(WHAT IS ASKED)
1 > In the Peter Moores biography, in which year was he made Sussex captain?
2 > Go on with the Peter Moores biography from the point where it stops.
━━━━━ READING TEXT
Peter Moores

Personal information
- Full name: Peter Moores
- Born: 18 December 1962 (age 63) Macclesfield, Cheshire, England
- Nickname: Stigsy
- Height: 6 ft 0 in (1.83 m)
- Batting: Right-handed
- Role: Wicket-keeper
- Relations: Tom Moores (son) Joe Moores (nephew)

Domestic team information
- 1983–1984: Worcestershire
- 1985–1998: Sussex
- 1988–1989: Orange Free State

Head coaching information
- 1998–2007: Sussex
- 2007–2009: England
- 2009–2014: Lancashire
- 2014–2015: England
- 2016–: Nottinghamshire
- 2022: Karachi Kings
- 2023-2025: Melbourne Stars

Career statistics
| Competition | FC | LA |
| Matches | 231 | 245 |
| Runs scored | 7,351 | 2,603 |
| Batting average | 24.34 | 17.70 |
| 100s/50s | 7/31 | 0/8 |
| Top score | 185 | 89* |
| Balls bowled | 18 | 0 |
| Wickets | 0 | – |
| Bowling average | – | – |
| 5 wickets in innings | – | – |
| 10 wickets in match | – | – |
| Best bowling | – | – |
| Catches/stumpings | 502/44 | 225/32 |
- Source: CricketArchive, 18 December 2009

= Peter Moores (cricketer) =

English cricketer and coach

Peter Moores (born 18 December 1962) is an English former cricketer who is currently the head coach of first-class county club Nottinghamshire and Big Bash League club Melbourne Stars.

Moores played as a wicketkeeper for Worcestershire and Sussex, the latter of whom he captained in 1997. He retired from playing first-class cricket in 1998 and became a successful coach of Sussex, leading the county to promotion from Division Two in 2001, and then to the County Championship title in both 2003 and 2006.

Moores was appointed coach of the England team in April 2007. In January 2009, Moores was removed as coach following a public falling out with Kevin Pietersen, who also left his position as England captain.

He went on to become the coach of Lancashire in February 2009, leading the side to their first Championship title in 77 years in 2011. In doing so, Moores became the only coach to have won the Championship with two different counties.

In 2014, Moores was re-appointed to coach the England national men's team, serving until shortly after the 2015 World Cup. In 2016 he was appointed head coach of Nottinghamshire.

==Playing career==
Moores began his career at Worcestershire, where he made a name for himself as a young and talented wicket keeper. However, his opportunities were limited due to players ahead of him. He moved to Sussex in 1985, but again found his opportunities limited. Four years later, he won his county cap.

In 1997, he was made Sussex captain and became part of the coaching set-up. He retired in 1998 at the age of 36 in order to focus on his coaching career. Throughout his career, Moores scored seven first-class centuries and achieved over 800 dismissals, of which 727 were catches.

==Early coaching career==
After retiring from playing, Moores became Sussex coach, leading the county to two Championship titles in 2003 and 2006.

Moores coached England "A" on their tour of the West Indies in 2000/01, and the English National Cricket Academy between 2005 and 2007.

==Coach of England==

===West Indies (2007)===
Following the Ashes 2006/07 tour of Australia, and Cricket World Cup in the West Indies, Moores was appointed coach of the England cricket team in April 2007 after previous coach, Duncan Fletcher resigned.

The first Test was a draw after heavy rain, and in the second Test at Headingley Moores looked for his first victory.
━━━━━━━━━━
━━━━━ SUPPLIED RECORDS
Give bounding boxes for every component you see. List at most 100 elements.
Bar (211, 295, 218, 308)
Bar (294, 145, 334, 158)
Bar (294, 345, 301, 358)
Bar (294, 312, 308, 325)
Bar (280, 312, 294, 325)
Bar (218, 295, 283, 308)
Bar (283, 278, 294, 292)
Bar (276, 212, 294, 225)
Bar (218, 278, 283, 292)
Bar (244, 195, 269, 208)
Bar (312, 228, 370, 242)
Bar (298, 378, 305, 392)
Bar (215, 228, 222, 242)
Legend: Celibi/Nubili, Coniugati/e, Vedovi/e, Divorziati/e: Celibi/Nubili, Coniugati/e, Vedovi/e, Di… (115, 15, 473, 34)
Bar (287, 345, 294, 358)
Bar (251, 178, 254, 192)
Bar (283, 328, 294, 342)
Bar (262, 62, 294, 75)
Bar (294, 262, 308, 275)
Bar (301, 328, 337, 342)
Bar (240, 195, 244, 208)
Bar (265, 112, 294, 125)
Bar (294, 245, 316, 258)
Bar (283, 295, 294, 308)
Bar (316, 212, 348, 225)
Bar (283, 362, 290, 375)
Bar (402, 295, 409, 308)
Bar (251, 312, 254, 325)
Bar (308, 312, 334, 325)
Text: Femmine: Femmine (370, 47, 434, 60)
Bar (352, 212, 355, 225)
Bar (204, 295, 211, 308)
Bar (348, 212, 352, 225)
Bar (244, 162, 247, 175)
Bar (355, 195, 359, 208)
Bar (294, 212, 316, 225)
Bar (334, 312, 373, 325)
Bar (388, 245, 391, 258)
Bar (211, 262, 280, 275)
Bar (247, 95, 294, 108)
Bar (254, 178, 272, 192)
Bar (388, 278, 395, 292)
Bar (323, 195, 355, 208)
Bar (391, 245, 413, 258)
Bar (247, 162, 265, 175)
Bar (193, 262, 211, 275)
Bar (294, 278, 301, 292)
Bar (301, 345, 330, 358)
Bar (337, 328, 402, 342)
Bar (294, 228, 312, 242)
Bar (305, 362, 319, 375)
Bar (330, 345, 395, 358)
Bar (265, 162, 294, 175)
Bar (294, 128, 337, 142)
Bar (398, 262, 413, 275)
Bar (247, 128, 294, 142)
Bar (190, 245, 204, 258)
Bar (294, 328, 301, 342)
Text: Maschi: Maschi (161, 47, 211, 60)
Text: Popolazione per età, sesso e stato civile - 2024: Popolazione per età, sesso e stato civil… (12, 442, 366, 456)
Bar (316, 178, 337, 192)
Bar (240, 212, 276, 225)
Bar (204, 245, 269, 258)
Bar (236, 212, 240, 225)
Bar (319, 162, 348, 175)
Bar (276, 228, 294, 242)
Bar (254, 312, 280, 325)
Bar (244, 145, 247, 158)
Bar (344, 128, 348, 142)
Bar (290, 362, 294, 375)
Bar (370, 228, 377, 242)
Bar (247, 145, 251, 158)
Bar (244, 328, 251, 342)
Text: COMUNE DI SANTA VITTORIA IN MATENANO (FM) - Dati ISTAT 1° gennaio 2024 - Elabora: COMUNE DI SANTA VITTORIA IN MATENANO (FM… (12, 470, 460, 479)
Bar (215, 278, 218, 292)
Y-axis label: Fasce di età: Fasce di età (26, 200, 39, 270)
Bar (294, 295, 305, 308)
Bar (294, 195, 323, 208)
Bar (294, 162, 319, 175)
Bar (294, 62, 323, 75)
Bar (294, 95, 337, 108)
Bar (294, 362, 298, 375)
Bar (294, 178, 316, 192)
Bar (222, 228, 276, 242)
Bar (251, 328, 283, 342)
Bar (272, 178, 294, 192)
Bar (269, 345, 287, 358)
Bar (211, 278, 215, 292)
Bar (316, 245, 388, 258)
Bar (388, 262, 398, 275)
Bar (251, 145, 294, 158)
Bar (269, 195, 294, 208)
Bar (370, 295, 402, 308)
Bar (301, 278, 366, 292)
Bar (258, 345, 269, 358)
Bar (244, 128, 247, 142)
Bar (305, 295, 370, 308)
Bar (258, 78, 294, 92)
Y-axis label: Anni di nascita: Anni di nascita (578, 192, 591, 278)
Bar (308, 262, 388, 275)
━━━━━━━━━━
(ANSWERS BY TASK)
1 > 1997

2 >
The third test was located at Old Trafford, in which England won by 60 runs. The fourth test England won by seven wickets, meaning Moores' first series as head coach he won 3–0.

===India (2007)===
Moores second series in charge saw him come up against India. For the Tests, Moores called up Chris Tremlett and handed him his debut in the First Test. England came close to winning the match but fell one wicket short of a convincing victory, with India hanging on to post 282/9 on the final day after England took a big lead in to the second innings following a hundred from Kevin Pietersen. Had it not been for the rain delaying play on day five, England would have almost certainly won the match. This was seen as further improvements being heralded under the regime of Moores. The second test saw a less convincing performance from England, losing convincingly to India who held a 1–0 lead. On the third and final test, the match ended in a draw, and India clinched the series 1–0. This marked Moores first defeat as Coach of England.

===Sri Lanka (2007)===
The tour of Sri Lanka was Moores first tour overseas. The tour started with five ODI Internationals. England were humbled in the first match, being bowled out for 150 chasing 270 to win the game. The following match saw the tables turned as England bowled Sri Lanka for out for 169 to win the game by 65 runs and level the series 1–1. England then won the next match of the series which was badly affected by rain, resulting in the match being decided by the DL Method. The fourth ODI saw England complete a series win after winning the game by five wickets after chasing down 212 to win. Although England lost the final game by 107 runs after being bowled out for just 104, the 3–2 series win represented major progress for England, who had traditionally struggled on the sub-continent pitches. England had also gone into the series with a young team, including James Anderson, Stuart Broad and Ravi Bopara, showing that Moores was successfully bringing through a new crop of England players.

The three match test series started poorly for England, as they lost the match by 88 runs. In the second test Stuart Broad was given his debut. The game ended in a draw with England finishing on 250/3. The second match was interrupted by rain, although Sri Lanka posted 499 in their first innings. England were dismissed for just 81 in reply, putting them in danger of losing the match. However, due to the rain, England survived, finishing on 251/6. England lost the series 2–1, meaning they had now lost their previous two test series.

===New Zealand (2008)===

England's tour of New Zealand started with two T20 Internationals. England won the first match by 32 runs following an impressive bowling performance from Ryan Sidebottom. After posting 193 in the second T20, England won by 50 runs. This saw them win the series 2–0 and provided Moores with yet another limited over series victory, following successes against India and Sri Lanka. it also marked Moores first T20 victory, having lost his only previous match against the West Indies.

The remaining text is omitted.